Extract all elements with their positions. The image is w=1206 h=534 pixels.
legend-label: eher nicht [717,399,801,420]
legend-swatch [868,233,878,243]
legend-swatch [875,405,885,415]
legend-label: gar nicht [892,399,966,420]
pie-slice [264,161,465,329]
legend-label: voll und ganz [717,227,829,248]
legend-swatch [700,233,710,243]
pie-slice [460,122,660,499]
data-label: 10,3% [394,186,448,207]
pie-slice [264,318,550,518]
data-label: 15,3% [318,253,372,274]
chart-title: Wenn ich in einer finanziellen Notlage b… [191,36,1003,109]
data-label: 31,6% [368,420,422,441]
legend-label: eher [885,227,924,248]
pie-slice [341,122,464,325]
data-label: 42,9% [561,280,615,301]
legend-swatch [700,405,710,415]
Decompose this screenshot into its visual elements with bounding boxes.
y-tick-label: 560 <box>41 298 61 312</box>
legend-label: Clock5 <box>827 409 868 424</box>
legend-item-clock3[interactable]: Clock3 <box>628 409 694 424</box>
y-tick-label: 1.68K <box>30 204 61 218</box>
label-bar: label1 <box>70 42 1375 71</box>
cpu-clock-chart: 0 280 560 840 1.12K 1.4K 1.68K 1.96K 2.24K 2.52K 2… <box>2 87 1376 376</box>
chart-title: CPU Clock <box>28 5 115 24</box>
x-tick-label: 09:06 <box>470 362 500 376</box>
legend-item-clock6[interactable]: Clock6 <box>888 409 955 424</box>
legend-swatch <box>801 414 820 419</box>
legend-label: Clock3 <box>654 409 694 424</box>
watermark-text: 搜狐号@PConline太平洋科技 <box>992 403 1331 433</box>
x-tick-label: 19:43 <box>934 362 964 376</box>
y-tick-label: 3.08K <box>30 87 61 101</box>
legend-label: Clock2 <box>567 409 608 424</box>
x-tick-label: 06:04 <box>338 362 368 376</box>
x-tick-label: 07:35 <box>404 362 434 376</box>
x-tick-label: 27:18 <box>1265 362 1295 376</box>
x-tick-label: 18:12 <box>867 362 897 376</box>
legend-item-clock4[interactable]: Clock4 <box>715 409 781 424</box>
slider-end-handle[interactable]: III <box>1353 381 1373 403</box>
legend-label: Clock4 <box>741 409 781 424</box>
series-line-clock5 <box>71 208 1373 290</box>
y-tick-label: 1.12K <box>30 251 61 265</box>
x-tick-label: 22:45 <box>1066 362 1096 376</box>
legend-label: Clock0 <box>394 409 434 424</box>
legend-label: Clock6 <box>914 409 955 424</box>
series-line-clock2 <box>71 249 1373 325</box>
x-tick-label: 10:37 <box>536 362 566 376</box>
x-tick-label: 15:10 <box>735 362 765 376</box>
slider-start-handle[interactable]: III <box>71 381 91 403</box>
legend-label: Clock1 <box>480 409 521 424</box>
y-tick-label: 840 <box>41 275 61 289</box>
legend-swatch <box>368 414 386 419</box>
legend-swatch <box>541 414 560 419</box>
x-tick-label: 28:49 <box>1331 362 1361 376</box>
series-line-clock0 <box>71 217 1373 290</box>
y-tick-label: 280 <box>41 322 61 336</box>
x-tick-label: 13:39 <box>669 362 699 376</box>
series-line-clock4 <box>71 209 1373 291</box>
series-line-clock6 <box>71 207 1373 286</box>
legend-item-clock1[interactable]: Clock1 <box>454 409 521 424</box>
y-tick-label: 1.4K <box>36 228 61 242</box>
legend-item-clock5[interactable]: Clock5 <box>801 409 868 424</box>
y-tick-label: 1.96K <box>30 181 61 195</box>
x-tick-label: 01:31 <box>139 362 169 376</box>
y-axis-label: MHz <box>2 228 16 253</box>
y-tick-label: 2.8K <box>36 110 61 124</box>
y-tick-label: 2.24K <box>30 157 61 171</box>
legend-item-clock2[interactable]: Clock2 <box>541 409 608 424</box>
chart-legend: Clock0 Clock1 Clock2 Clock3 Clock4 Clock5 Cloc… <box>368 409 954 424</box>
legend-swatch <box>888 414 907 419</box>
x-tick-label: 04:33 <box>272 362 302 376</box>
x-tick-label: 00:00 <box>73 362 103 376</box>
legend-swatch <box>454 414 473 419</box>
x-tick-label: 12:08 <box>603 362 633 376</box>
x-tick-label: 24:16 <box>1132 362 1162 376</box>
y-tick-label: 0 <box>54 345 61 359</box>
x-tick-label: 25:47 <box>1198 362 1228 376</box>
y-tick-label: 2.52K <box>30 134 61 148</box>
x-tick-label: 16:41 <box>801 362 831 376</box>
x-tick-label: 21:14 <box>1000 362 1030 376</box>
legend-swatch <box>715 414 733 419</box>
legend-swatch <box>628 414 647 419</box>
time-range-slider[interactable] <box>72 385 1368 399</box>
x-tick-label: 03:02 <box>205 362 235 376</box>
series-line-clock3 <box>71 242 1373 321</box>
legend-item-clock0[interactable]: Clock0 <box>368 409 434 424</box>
###
Your instructions:
Copy out, unchanged, every line from the start of the entries down through the line that contains "y-tick-label: 560 <box>41 298 61 312</box>".

Answer for the task:
Extract all elements with their positions. The image is w=1206 h=534 pixels.
legend-label: eher nicht [717,399,801,420]
legend-swatch [868,233,878,243]
legend-swatch [875,405,885,415]
legend-label: gar nicht [892,399,966,420]
pie-slice [264,161,465,329]
legend-label: voll und ganz [717,227,829,248]
legend-swatch [700,233,710,243]
pie-slice [460,122,660,499]
data-label: 10,3% [394,186,448,207]
pie-slice [264,318,550,518]
data-label: 15,3% [318,253,372,274]
chart-title: Wenn ich in einer finanziellen Notlage b… [191,36,1003,109]
data-label: 31,6% [368,420,422,441]
legend-label: eher [885,227,924,248]
pie-slice [341,122,464,325]
data-label: 42,9% [561,280,615,301]
legend-swatch [700,405,710,415]
Decompose this screenshot into its visual elements with bounding boxes.
y-tick-label: 560 <box>41 298 61 312</box>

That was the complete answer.